Exercise prompt
Type every record exactly as it appears.

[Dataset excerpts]
## BEGIN

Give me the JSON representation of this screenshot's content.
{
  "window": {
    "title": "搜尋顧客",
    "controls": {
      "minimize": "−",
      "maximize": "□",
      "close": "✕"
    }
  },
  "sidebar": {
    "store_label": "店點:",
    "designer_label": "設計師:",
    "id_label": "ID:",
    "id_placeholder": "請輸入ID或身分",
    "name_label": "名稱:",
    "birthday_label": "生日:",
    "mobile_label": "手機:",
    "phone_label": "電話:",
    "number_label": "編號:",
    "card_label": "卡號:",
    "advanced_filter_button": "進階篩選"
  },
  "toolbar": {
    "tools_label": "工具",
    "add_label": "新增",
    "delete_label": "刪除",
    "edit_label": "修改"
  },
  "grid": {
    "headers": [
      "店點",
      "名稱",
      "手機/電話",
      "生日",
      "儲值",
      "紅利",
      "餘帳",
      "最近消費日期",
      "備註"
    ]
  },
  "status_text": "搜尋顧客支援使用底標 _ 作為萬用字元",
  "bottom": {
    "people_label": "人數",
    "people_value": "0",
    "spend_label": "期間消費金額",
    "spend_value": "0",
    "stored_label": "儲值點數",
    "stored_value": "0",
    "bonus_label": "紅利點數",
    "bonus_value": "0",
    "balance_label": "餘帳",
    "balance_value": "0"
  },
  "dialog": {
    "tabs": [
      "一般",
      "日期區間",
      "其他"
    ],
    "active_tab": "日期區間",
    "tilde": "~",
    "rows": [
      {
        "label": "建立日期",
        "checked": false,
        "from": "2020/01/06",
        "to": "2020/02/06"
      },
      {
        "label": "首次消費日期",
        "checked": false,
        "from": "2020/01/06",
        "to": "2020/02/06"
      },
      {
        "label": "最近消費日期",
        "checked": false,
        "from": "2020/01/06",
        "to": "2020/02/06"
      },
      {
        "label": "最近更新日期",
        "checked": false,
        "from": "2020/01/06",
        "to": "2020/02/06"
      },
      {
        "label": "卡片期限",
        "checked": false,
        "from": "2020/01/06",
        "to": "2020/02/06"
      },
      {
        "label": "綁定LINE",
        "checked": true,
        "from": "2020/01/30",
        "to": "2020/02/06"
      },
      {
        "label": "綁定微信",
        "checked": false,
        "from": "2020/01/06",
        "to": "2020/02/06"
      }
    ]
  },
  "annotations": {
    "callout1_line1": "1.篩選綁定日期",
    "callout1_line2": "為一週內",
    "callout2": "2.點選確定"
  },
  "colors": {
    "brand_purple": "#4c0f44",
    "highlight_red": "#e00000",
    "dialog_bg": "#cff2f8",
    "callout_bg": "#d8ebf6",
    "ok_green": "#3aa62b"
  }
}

## END

Response
Give me the JSON representation of this screenshot's content.
{
  "window": {
    "title": "搜尋顧客",
    "controls": {
      "minimize": "−",
      "maximize": "□",
      "close": "✕"
    }
  },
  "sidebar": {
    "store_label": "店點:",
    "designer_label": "設計師:",
    "id_label": "ID:",
    "id_placeholder": "請輸入ID或身分",
    "name_label": "名稱:",
    "birthday_label": "生日:",
    "mobile_label": "手機:",
    "phone_label": "電話:",
    "number_label": "編號:",
    "card_label": "卡號:",
    "advanced_filter_button": "進階篩選"
  },
  "toolbar": {
    "tools_label": "工具",
    "add_label": "新增",
    "delete_label": "刪除",
    "edit_label": "修改"
  },
  "grid": {
    "headers": [
      "店點",
      "名稱",
      "手機/電話",
      "生日",
      "儲值",
      "紅利",
      "餘帳",
      "最近消費日期",
      "備註"
    ]
  },
  "status_text": "搜尋顧客支援使用底標 _ 作為萬用字元",
  "bottom": {
    "people_label": "人數",
    "people_value": "0",
    "spend_label": "期間消費金額",
    "spend_value": "0",
    "stored_label": "儲值點數",
    "stored_value": "0",
    "bonus_label": "紅利點數",
    "bonus_value": "0",
    "balance_label": "餘帳",
    "balance_value": "0"
  },
  "dialog": {
    "tabs": [
      "一般",
      "日期區間",
      "其他"
    ],
    "active_tab": "日期區間",
    "tilde": "~",
    "rows": [
      {
        "label": "建立日期",
        "checked": false,
        "from": "2020/01/06",
        "to": "2020/02/06"
      },
      {
        "label": "首次消費日期",
        "checked": false,
        "from": "2020/01/06",
        "to": "2020/02/06"
      },
      {
        "label": "最近消費日期",
        "checked": false,
        "from": "2020/01/06",
        "to": "2020/02/06"
      },
      {
        "label": "最近更新日期",
        "checked": false,
        "from": "2020/01/06",
        "to": "2020/02/06"
      },
      {
        "label": "卡片期限",
        "checked": false,
        "from": "2020/01/06",
        "to": "2020/02/06"
      },
      {
        "label": "綁定LINE",
        "checked": true,
        "from": "2020/01/30",
        "to": "2020/02/06"
      },
      {
        "label": "綁定微信",
        "checked": false,
        "from": "2020/01/06",
        "to": "2020/02/06"
      }
    ]
  },
  "annotations": {
    "callout1_line1": "1.篩選綁定日期",
    "callout1_line2": "為一週內",
    "callout2": "2.點選確定"
  },
  "colors": {
    "brand_purple": "#4c0f44",
    "highlight_red": "#e00000",
    "dialog_bg": "#cff2f8",
    "callout_bg": "#d8ebf6",
    "ok_green": "#3aa62b"
  }
}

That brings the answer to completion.